Written problem:
In full and without alteration, give the listing again.

Records from a collection:
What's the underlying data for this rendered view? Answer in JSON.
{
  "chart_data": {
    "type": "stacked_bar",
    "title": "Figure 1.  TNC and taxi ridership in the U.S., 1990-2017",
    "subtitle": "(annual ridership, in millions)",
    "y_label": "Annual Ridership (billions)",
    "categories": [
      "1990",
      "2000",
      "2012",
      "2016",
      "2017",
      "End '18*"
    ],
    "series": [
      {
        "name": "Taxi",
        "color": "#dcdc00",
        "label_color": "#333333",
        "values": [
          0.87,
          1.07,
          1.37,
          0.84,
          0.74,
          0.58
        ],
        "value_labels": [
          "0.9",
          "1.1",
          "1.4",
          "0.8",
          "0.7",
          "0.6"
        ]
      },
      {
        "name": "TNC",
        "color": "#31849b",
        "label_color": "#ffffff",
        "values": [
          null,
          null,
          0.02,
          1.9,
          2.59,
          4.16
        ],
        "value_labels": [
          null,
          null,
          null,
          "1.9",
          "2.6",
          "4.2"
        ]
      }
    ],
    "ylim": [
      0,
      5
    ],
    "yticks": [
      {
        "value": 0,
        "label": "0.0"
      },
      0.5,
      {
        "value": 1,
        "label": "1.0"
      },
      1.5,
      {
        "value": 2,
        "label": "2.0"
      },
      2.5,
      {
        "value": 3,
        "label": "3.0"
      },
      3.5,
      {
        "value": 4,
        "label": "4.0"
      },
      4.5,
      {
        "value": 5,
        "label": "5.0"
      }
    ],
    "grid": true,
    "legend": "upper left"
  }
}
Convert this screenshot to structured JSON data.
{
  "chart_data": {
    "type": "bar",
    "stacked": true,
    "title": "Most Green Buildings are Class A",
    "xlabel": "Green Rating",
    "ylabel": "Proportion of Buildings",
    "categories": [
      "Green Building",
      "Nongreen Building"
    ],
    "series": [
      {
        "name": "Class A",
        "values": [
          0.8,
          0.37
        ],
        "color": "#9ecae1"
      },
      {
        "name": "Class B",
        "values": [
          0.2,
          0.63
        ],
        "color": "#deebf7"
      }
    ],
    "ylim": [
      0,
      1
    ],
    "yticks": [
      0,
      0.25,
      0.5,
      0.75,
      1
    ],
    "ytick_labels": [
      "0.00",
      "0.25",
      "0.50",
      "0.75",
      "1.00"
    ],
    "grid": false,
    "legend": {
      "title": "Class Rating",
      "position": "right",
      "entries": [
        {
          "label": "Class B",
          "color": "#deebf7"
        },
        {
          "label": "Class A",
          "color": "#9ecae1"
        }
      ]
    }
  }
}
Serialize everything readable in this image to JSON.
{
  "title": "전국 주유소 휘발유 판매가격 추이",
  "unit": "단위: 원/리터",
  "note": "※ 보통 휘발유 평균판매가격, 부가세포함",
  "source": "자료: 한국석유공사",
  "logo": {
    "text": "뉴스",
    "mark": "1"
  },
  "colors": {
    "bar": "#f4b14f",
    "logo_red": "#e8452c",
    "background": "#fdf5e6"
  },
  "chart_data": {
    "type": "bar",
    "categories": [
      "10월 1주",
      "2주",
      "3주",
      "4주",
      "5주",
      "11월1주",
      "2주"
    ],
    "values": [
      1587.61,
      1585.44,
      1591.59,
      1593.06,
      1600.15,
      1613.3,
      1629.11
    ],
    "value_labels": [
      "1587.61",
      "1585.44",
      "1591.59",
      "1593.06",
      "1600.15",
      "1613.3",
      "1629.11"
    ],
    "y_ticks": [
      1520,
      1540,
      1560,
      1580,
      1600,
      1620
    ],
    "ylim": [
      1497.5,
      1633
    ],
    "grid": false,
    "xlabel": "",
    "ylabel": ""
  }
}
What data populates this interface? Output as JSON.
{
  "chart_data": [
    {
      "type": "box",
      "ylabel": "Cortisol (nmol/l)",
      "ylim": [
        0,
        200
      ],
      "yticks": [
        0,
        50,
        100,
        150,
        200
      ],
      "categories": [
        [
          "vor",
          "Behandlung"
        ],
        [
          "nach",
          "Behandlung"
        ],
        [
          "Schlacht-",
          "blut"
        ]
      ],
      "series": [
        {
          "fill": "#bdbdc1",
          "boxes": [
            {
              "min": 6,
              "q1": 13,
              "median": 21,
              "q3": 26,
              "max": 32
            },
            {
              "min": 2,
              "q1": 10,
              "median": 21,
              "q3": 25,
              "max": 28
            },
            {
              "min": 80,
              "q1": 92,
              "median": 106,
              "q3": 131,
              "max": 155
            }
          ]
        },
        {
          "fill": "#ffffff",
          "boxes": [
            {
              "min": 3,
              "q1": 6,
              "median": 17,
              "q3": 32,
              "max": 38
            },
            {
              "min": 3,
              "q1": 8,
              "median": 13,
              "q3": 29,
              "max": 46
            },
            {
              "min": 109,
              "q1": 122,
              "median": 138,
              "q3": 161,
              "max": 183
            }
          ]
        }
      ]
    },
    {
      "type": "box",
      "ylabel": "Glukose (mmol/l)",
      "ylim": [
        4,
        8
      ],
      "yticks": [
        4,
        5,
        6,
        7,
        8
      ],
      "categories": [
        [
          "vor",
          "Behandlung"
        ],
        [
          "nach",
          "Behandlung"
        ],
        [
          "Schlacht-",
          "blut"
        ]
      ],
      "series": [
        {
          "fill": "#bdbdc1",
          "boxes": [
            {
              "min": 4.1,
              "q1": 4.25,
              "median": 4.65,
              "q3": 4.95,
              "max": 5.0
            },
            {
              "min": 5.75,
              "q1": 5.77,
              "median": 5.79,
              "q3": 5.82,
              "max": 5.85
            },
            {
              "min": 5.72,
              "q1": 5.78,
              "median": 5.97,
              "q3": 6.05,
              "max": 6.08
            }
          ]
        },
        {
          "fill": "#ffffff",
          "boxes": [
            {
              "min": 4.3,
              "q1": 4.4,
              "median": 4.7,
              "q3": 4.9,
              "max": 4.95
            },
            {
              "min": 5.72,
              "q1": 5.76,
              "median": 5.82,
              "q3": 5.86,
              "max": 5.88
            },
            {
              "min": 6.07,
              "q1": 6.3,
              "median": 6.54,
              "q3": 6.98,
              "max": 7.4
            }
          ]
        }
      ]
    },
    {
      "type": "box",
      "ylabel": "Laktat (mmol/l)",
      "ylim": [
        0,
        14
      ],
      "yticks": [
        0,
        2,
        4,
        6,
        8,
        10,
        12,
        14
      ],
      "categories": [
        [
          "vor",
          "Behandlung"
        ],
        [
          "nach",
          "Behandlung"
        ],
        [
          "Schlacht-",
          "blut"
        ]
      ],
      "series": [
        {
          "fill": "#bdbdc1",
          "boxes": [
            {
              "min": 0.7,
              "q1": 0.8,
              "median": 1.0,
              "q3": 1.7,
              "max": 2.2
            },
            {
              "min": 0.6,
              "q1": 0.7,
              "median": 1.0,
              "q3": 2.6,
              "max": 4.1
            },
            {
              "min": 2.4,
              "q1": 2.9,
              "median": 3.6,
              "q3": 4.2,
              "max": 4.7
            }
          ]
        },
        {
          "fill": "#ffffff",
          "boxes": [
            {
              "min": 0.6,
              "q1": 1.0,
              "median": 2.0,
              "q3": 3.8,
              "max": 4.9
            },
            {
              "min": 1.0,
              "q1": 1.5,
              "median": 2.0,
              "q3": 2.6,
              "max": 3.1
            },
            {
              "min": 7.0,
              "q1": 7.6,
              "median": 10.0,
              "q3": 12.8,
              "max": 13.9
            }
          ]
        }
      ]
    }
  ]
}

Task solution:
What's the underlying data for this rendered view? Answer in JSON.
{
  "chart_data": {
    "type": "stacked_bar",
    "title": "Figure 1.  TNC and taxi ridership in the U.S., 1990-2017",
    "subtitle": "(annual ridership, in millions)",
    "y_label": "Annual Ridership (billions)",
    "categories": [
      "1990",
      "2000",
      "2012",
      "2016",
      "2017",
      "End '18*"
    ],
    "series": [
      {
        "name": "Taxi",
        "color": "#dcdc00",
        "label_color": "#333333",
        "values": [
          0.87,
          1.07,
          1.37,
          0.84,
          0.74,
          0.58
        ],
        "value_labels": [
          "0.9",
          "1.1",
          "1.4",
          "0.8",
          "0.7",
          "0.6"
        ]
      },
      {
        "name": "TNC",
        "color": "#31849b",
        "label_color": "#ffffff",
        "values": [
          null,
          null,
          0.02,
          1.9,
          2.59,
          4.16
        ],
        "value_labels": [
          null,
          null,
          null,
          "1.9",
          "2.6",
          "4.2"
        ]
      }
    ],
    "ylim": [
      0,
      5
    ],
    "yticks": [
      {
        "value": 0,
        "label": "0.0"
      },
      0.5,
      {
        "value": 1,
        "label": "1.0"
      },
      1.5,
      {
        "value": 2,
        "label": "2.0"
      },
      2.5,
      {
        "value": 3,
        "label": "3.0"
      },
      3.5,
      {
        "value": 4,
        "label": "4.0"
      },
      4.5,
      {
        "value": 5,
        "label": "5.0"
      }
    ],
    "grid": true,
    "legend": "upper left"
  }
}
Convert this screenshot to structured JSON data.
{
  "chart_data": {
    "type": "bar",
    "stacked": true,
    "title": "Most Green Buildings are Class A",
    "xlabel": "Green Rating",
    "ylabel": "Proportion of Buildings",
    "categories": [
      "Green Building",
      "Nongreen Building"
    ],
    "series": [
      {
        "name": "Class A",
        "values": [
          0.8,
          0.37
        ],
        "color": "#9ecae1"
      },
      {
        "name": "Class B",
        "values": [
          0.2,
          0.63
        ],
        "color": "#deebf7"
      }
    ],
    "ylim": [
      0,
      1
    ],
    "yticks": [
      0,
      0.25,
      0.5,
      0.75,
      1
    ],
    "ytick_labels": [
      "0.00",
      "0.25",
      "0.50",
      "0.75",
      "1.00"
    ],
    "grid": false,
    "legend": {
      "title": "Class Rating",
      "position": "right",
      "entries": [
        {
          "label": "Class B",
          "color": "#deebf7"
        },
        {
          "label": "Class A",
          "color": "#9ecae1"
        }
      ]
    }
  }
}
Serialize everything readable in this image to JSON.
{
  "title": "전국 주유소 휘발유 판매가격 추이",
  "unit": "단위: 원/리터",
  "note": "※ 보통 휘발유 평균판매가격, 부가세포함",
  "source": "자료: 한국석유공사",
  "logo": {
    "text": "뉴스",
    "mark": "1"
  },
  "colors": {
    "bar": "#f4b14f",
    "logo_red": "#e8452c",
    "background": "#fdf5e6"
  },
  "chart_data": {
    "type": "bar",
    "categories": [
      "10월 1주",
      "2주",
      "3주",
      "4주",
      "5주",
      "11월1주",
      "2주"
    ],
    "values": [
      1587.61,
      1585.44,
      1591.59,
      1593.06,
      1600.15,
      1613.3,
      1629.11
    ],
    "value_labels": [
      "1587.61",
      "1585.44",
      "1591.59",
      "1593.06",
      "1600.15",
      "1613.3",
      "1629.11"
    ],
    "y_ticks": [
      1520,
      1540,
      1560,
      1580,
      1600,
      1620
    ],
    "ylim": [
      1497.5,
      1633
    ],
    "grid": false,
    "xlabel": "",
    "ylabel": ""
  }
}
What data populates this interface? Output as JSON.
{
  "chart_data": [
    {
      "type": "box",
      "ylabel": "Cortisol (nmol/l)",
      "ylim": [
        0,
        200
      ],
      "yticks": [
        0,
        50,
        100,
        150,
        200
      ],
      "categories": [
        [
          "vor",
          "Behandlung"
        ],
        [
          "nach",
          "Behandlung"
        ],
        [
          "Schlacht-",
          "blut"
        ]
      ],
      "series": [
        {
          "fill": "#bdbdc1",
          "boxes": [
            {
              "min": 6,
              "q1": 13,
              "median": 21,
              "q3": 26,
              "max": 32
            },
            {
              "min": 2,
              "q1": 10,
              "median": 21,
              "q3": 25,
              "max": 28
            },
            {
              "min": 80,
              "q1": 92,
              "median": 106,
              "q3": 131,
              "max": 155
            }
          ]
        },
        {
          "fill": "#ffffff",
          "boxes": [
            {
              "min": 3,
              "q1": 6,
              "median": 17,
              "q3": 32,
              "max": 38
            },
            {
              "min": 3,
              "q1": 8,
              "median": 13,
              "q3": 29,
              "max": 46
            },
            {
              "min": 109,
              "q1": 122,
              "median": 138,
              "q3": 161,
              "max": 183
            }
          ]
        }
      ]
    },
    {
      "type": "box",
      "ylabel": "Glukose (mmol/l)",
      "ylim": [
        4,
        8
      ],
      "yticks": [
        4,
        5,
        6,
        7,
        8
      ],
      "categories": [
        [
          "vor",
          "Behandlung"
        ],
        [
          "nach",
          "Behandlung"
        ],
        [
          "Schlacht-",
          "blut"
        ]
      ],
      "series": [
        {
          "fill": "#bdbdc1",
          "boxes": [
            {
              "min": 4.1,
              "q1": 4.25,
              "median": 4.65,
              "q3": 4.95,
              "max": 5.0
            },
            {
              "min": 5.75,
              "q1": 5.77,
              "median": 5.79,
              "q3": 5.82,
              "max": 5.85
            },
            {
              "min": 5.72,
              "q1": 5.78,
              "median": 5.97,
              "q3": 6.05,
              "max": 6.08
            }
          ]
        },
        {
          "fill": "#ffffff",
          "boxes": [
            {
              "min": 4.3,
              "q1": 4.4,
              "median": 4.7,
              "q3": 4.9,
              "max": 4.95
            },
            {
              "min": 5.72,
              "q1": 5.76,
              "median": 5.82,
              "q3": 5.86,
              "max": 5.88
            },
            {
              "min": 6.07,
              "q1": 6.3,
              "median": 6.54,
              "q3": 6.98,
              "max": 7.4
            }
          ]
        }
      ]
    },
    {
      "type": "box",
      "ylabel": "Laktat (mmol/l)",
      "ylim": [
        0,
        14
      ],
      "yticks": [
        0,
        2,
        4,
        6,
        8,
        10,
        12,
        14
      ],
      "categories": [
        [
          "vor",
          "Behandlung"
        ],
        [
          "nach",
          "Behandlung"
        ],
        [
          "Schlacht-",
          "blut"
        ]
      ],
      "series": [
        {
          "fill": "#bdbdc1",
          "boxes": [
            {
              "min": 0.7,
              "q1": 0.8,
              "median": 1.0,
              "q3": 1.7,
              "max": 2.2
            },
            {
              "min": 0.6,
              "q1": 0.7,
              "median": 1.0,
              "q3": 2.6,
              "max": 4.1
            },
            {
              "min": 2.4,
              "q1": 2.9,
              "median": 3.6,
              "q3": 4.2,
              "max": 4.7
            }
          ]
        },
        {
          "fill": "#ffffff",
          "boxes": [
            {
              "min": 0.6,
              "q1": 1.0,
              "median": 2.0,
              "q3": 3.8,
              "max": 4.9
            },
            {
              "min": 1.0,
              "q1": 1.5,
              "median": 2.0,
              "q3": 2.6,
              "max": 3.1
            },
            {
              "min": 7.0,
              "q1": 7.6,
              "median": 10.0,
              "q3": 12.8,
              "max": 13.9
            }
          ]
        }
      ]
    }
  ]
}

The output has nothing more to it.